◆ **Given request**
Review the listing and copy each line that holds the word "JSON".
■ ■ ■ ■
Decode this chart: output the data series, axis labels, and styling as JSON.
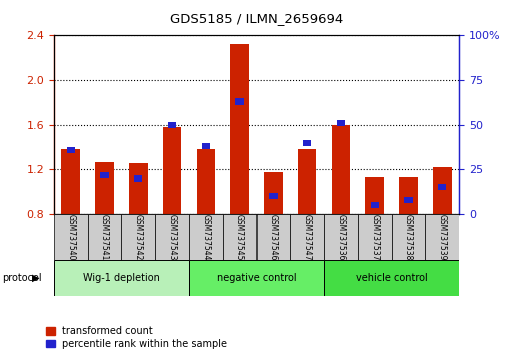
{
  "title": "GDS5185 / ILMN_2659694",
  "samples": [
    "GSM737540",
    "GSM737541",
    "GSM737542",
    "GSM737543",
    "GSM737544",
    "GSM737545",
    "GSM737546",
    "GSM737547",
    "GSM737536",
    "GSM737537",
    "GSM737538",
    "GSM737539"
  ],
  "red_values": [
    1.38,
    1.27,
    1.26,
    1.58,
    1.38,
    2.32,
    1.18,
    1.38,
    1.6,
    1.13,
    1.13,
    1.22
  ],
  "blue_pct": [
    36,
    22,
    20,
    50,
    38,
    63,
    10,
    40,
    51,
    5,
    8,
    15
  ],
  "ylim_left": [
    0.8,
    2.4
  ],
  "ylim_right": [
    0,
    100
  ],
  "yticks_left": [
    0.8,
    1.2,
    1.6,
    2.0,
    2.4
  ],
  "yticks_right": [
    0,
    25,
    50,
    75,
    100
  ],
  "ytick_labels_right": [
    "0",
    "25",
    "50",
    "75",
    "100%"
  ],
  "groups": [
    {
      "label": "Wig-1 depletion",
      "start": 0,
      "end": 3
    },
    {
      "label": "negative control",
      "start": 4,
      "end": 7
    },
    {
      "label": "vehicle control",
      "start": 8,
      "end": 11
    }
  ],
  "group_colors": [
    "#b8f0b8",
    "#66ee66",
    "#44dd44"
  ],
  "bar_color": "#cc2200",
  "blue_color": "#2222cc",
  "bar_width": 0.55,
  "bg_color": "#ffffff",
  "tick_color_left": "#cc2200",
  "tick_color_right": "#2222cc",
  "xlabel_area_color": "#c8c8c8",
  "legend_red_label": "transformed count",
  "legend_blue_label": "percentile rank within the sample",
  "protocol_label": "protocol"
}
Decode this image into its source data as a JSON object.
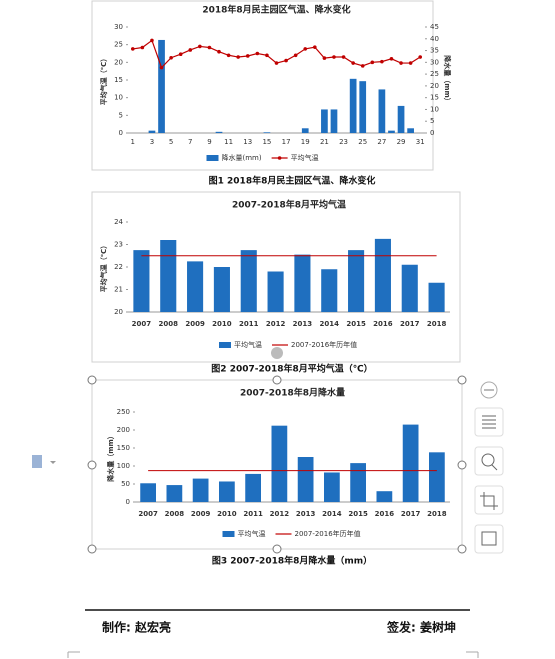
■ ■ ■ ■
◆ **Answer in full**
Decode this chart: output the data series, axis labels, and styling as JSON.
Decode this image into its source data as a JSON object.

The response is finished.